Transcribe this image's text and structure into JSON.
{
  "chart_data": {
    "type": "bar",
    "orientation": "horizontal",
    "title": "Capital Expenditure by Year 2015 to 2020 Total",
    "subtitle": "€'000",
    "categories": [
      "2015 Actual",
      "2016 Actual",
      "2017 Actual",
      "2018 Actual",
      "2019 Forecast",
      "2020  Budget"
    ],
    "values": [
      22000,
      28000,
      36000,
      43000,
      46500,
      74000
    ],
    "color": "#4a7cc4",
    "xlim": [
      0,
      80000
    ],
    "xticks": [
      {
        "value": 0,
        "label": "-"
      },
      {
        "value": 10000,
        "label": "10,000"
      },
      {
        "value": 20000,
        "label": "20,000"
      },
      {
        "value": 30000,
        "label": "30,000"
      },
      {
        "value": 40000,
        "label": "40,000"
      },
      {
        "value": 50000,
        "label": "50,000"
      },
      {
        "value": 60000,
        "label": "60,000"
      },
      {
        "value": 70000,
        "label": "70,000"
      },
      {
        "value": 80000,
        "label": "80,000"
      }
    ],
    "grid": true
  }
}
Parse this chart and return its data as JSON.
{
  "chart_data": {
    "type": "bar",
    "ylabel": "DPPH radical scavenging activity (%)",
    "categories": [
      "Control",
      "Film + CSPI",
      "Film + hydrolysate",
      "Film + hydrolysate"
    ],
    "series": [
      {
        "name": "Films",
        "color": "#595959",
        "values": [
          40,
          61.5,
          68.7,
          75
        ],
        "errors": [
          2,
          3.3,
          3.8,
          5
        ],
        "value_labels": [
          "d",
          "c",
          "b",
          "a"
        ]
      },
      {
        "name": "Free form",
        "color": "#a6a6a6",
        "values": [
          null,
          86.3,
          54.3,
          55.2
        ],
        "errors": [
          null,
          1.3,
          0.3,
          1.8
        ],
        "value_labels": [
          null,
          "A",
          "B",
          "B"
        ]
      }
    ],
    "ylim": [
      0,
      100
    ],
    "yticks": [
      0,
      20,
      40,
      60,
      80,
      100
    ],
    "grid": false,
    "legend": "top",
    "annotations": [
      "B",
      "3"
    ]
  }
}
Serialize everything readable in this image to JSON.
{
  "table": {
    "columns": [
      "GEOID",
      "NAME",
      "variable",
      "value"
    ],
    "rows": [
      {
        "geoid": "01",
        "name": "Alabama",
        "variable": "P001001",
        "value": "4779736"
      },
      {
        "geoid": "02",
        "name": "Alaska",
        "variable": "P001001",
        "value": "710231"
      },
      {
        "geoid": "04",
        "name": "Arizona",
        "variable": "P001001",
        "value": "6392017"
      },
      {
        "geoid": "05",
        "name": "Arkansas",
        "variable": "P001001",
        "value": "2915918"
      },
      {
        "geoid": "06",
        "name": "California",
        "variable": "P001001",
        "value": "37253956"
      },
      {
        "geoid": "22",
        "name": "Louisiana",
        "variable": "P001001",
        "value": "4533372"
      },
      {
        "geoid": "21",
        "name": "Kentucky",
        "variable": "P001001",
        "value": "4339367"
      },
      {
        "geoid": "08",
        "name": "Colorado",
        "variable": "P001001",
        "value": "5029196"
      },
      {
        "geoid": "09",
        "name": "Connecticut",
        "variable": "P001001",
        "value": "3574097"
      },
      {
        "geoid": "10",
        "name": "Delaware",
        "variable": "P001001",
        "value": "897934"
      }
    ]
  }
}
○ ○ ○ ○ ○
[Exercise] Reproduce the listing shown above in its entirety, exactly.

[Answer to the task]
Transcribe this image's text and structure into JSON.
{
  "chart_data": {
    "type": "bar",
    "orientation": "horizontal",
    "title": "Capital Expenditure by Year 2015 to 2020 Total",
    "subtitle": "€'000",
    "categories": [
      "2015 Actual",
      "2016 Actual",
      "2017 Actual",
      "2018 Actual",
      "2019 Forecast",
      "2020  Budget"
    ],
    "values": [
      22000,
      28000,
      36000,
      43000,
      46500,
      74000
    ],
    "color": "#4a7cc4",
    "xlim": [
      0,
      80000
    ],
    "xticks": [
      {
        "value": 0,
        "label": "-"
      },
      {
        "value": 10000,
        "label": "10,000"
      },
      {
        "value": 20000,
        "label": "20,000"
      },
      {
        "value": 30000,
        "label": "30,000"
      },
      {
        "value": 40000,
        "label": "40,000"
      },
      {
        "value": 50000,
        "label": "50,000"
      },
      {
        "value": 60000,
        "label": "60,000"
      },
      {
        "value": 70000,
        "label": "70,000"
      },
      {
        "value": 80000,
        "label": "80,000"
      }
    ],
    "grid": true
  }
}
Parse this chart and return its data as JSON.
{
  "chart_data": {
    "type": "bar",
    "ylabel": "DPPH radical scavenging activity (%)",
    "categories": [
      "Control",
      "Film + CSPI",
      "Film + hydrolysate",
      "Film + hydrolysate"
    ],
    "series": [
      {
        "name": "Films",
        "color": "#595959",
        "values": [
          40,
          61.5,
          68.7,
          75
        ],
        "errors": [
          2,
          3.3,
          3.8,
          5
        ],
        "value_labels": [
          "d",
          "c",
          "b",
          "a"
        ]
      },
      {
        "name": "Free form",
        "color": "#a6a6a6",
        "values": [
          null,
          86.3,
          54.3,
          55.2
        ],
        "errors": [
          null,
          1.3,
          0.3,
          1.8
        ],
        "value_labels": [
          null,
          "A",
          "B",
          "B"
        ]
      }
    ],
    "ylim": [
      0,
      100
    ],
    "yticks": [
      0,
      20,
      40,
      60,
      80,
      100
    ],
    "grid": false,
    "legend": "top",
    "annotations": [
      "B",
      "3"
    ]
  }
}
Serialize everything readable in this image to JSON.
{
  "table": {
    "columns": [
      "GEOID",
      "NAME",
      "variable",
      "value"
    ],
    "rows": [
      {
        "geoid": "01",
        "name": "Alabama",
        "variable": "P001001",
        "value": "4779736"
      },
      {
        "geoid": "02",
        "name": "Alaska",
        "variable": "P001001",
        "value": "710231"
      },
      {
        "geoid": "04",
        "name": "Arizona",
        "variable": "P001001",
        "value": "6392017"
      },
      {
        "geoid": "05",
        "name": "Arkansas",
        "variable": "P001001",
        "value": "2915918"
      },
      {
        "geoid": "06",
        "name": "California",
        "variable": "P001001",
        "value": "37253956"
      },
      {
        "geoid": "22",
        "name": "Louisiana",
        "variable": "P001001",
        "value": "4533372"
      },
      {
        "geoid": "21",
        "name": "Kentucky",
        "variable": "P001001",
        "value": "4339367"
      },
      {
        "geoid": "08",
        "name": "Colorado",
        "variable": "P001001",
        "value": "5029196"
      },
      {
        "geoid": "09",
        "name": "Connecticut",
        "variable": "P001001",
        "value": "3574097"
      },
      {
        "geoid": "10",
        "name": "Delaware",
        "variable": "P001001",
        "value": "897934"
      }
    ]
  }
}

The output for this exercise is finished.